• **TASK INPUT**
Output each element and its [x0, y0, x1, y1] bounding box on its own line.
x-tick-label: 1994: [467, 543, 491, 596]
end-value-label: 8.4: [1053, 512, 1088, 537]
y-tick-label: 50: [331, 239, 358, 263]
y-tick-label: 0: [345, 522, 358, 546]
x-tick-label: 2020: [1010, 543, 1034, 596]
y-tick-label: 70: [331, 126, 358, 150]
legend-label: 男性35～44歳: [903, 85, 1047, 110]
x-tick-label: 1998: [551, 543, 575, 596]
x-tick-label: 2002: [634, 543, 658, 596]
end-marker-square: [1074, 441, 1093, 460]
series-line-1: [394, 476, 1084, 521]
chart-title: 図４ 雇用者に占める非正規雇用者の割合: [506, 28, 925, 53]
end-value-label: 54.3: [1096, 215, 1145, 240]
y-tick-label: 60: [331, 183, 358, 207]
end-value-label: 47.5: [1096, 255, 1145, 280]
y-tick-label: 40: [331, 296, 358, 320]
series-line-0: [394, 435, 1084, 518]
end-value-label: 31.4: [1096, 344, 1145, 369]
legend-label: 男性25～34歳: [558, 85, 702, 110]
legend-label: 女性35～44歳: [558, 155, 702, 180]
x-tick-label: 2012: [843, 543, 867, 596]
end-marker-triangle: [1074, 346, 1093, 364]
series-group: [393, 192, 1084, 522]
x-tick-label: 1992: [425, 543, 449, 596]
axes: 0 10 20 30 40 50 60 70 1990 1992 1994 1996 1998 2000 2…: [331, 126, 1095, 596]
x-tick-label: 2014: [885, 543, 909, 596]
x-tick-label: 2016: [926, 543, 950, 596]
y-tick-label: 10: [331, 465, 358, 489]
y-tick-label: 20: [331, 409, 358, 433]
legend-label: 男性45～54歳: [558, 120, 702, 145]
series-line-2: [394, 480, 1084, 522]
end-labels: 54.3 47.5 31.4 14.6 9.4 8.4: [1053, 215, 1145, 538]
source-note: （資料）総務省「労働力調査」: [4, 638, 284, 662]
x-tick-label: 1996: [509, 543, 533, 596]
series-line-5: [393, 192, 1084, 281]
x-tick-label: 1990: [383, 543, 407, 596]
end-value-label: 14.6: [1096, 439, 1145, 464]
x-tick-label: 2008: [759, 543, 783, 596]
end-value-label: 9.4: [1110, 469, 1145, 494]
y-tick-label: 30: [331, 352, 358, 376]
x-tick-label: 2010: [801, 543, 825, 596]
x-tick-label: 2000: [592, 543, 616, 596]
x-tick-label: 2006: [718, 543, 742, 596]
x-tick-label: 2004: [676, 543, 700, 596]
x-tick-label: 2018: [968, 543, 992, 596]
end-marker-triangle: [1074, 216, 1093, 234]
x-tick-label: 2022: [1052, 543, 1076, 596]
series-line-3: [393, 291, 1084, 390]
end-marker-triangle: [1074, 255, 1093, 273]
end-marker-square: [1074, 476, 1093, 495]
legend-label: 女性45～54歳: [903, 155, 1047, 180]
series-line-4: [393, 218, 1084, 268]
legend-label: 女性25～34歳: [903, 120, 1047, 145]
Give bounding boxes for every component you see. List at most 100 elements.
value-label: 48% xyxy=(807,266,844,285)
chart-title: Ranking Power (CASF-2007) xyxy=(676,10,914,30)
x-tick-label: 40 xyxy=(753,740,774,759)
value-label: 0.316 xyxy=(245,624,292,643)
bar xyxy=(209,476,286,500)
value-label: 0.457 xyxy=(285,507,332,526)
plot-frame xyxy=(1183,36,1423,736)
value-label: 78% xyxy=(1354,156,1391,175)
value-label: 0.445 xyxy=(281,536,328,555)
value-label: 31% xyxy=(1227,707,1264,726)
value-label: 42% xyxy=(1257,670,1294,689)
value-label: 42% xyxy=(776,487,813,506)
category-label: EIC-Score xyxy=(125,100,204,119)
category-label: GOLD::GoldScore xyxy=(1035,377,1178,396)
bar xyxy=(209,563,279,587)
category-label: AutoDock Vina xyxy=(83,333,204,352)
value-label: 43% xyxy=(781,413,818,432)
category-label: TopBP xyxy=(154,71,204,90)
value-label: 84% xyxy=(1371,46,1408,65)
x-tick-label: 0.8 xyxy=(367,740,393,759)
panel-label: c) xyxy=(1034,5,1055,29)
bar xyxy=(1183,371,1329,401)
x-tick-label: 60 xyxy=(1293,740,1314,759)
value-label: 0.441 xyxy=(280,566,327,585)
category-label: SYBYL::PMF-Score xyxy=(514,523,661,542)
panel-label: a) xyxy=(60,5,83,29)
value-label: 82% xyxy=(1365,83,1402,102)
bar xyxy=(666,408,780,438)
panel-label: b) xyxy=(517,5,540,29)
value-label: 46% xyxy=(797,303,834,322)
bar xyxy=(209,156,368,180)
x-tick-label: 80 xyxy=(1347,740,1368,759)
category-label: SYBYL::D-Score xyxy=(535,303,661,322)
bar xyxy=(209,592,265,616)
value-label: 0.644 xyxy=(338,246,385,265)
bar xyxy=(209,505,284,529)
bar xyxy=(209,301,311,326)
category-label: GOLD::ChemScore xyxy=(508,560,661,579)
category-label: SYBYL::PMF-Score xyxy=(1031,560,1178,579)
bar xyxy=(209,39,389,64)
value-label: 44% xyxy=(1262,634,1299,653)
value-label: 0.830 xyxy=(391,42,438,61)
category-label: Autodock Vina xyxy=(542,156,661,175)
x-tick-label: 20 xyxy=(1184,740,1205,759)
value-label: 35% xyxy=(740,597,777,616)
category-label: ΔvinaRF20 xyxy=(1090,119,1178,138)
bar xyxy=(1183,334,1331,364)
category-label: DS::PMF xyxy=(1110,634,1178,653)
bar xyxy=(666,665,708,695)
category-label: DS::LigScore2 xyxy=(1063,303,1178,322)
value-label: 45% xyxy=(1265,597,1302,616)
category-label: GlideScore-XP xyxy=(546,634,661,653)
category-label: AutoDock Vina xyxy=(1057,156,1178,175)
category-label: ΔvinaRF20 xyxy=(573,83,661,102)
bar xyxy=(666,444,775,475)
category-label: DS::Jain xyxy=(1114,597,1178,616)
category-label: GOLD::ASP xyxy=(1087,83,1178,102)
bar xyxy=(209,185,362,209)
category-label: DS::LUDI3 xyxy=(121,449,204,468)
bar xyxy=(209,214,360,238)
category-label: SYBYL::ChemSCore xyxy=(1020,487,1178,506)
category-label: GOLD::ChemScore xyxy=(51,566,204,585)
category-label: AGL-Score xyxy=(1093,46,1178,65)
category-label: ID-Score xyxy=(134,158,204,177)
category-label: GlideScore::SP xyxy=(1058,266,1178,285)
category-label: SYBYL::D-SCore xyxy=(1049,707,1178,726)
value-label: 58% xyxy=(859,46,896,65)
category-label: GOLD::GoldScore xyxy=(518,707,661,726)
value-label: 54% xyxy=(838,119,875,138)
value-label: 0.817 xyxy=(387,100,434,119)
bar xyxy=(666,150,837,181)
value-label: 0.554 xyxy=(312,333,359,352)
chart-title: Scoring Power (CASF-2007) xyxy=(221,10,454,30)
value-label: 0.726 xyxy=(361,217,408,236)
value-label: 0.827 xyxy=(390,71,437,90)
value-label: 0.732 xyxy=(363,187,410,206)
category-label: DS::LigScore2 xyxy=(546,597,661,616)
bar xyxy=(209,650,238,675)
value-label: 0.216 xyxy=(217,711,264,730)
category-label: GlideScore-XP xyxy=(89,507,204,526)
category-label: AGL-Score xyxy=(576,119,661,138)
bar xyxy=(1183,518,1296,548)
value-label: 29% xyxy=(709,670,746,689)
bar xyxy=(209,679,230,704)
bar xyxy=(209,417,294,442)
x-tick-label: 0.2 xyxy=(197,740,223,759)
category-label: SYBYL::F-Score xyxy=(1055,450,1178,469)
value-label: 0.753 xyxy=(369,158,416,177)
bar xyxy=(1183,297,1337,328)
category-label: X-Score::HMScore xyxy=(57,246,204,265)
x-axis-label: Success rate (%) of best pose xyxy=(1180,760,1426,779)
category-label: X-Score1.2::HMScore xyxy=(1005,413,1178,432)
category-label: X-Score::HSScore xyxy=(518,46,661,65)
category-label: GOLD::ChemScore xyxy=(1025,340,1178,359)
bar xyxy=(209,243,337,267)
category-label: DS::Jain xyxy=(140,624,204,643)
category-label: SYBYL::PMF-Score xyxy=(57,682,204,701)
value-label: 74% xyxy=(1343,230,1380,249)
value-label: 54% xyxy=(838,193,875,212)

• **WHAT THE TASK ASKS**
Format everything from the start of the material down to the line containing "y-tick-label: 60: [331, 183, 358, 207]", inclusive, as a Markdown table with the columns Row and Entry. Skip any blank lines.

• **ANSWER TO THE EXERCISE**
| Row | Entry |
|---|---|
| 1 | Output each element and its [x0, y0, x1, y1] bounding box on its own line. |
| 2 | x-tick-label: 1994: [467, 543, 491, 596] |
| 3 | end-value-label: 8.4: [1053, 512, 1088, 537] |
| 4 | y-tick-label: 50: [331, 239, 358, 263] |
| 5 | y-tick-label: 0: [345, 522, 358, 546] |
| 6 | x-tick-label: 2020: [1010, 543, 1034, 596] |
| 7 | y-tick-label: 70: [331, 126, 358, 150] |
| 8 | legend-label: 男性35～44歳: [903, 85, 1047, 110] |
| 9 | x-tick-label: 1998: [551, 543, 575, 596] |
| 10 | x-tick-label: 2002: [634, 543, 658, 596] |
| 11 | end-marker-square: [1074, 441, 1093, 460] |
| 12 | series-line-1: [394, 476, 1084, 521] |
| 13 | chart-title: 図４ 雇用者に占める非正規雇用者の割合: [506, 28, 925, 53] |
| 14 | end-value-label: 54.3: [1096, 215, 1145, 240] |
| 15 | y-tick-label: 60: [331, 183, 358, 207] |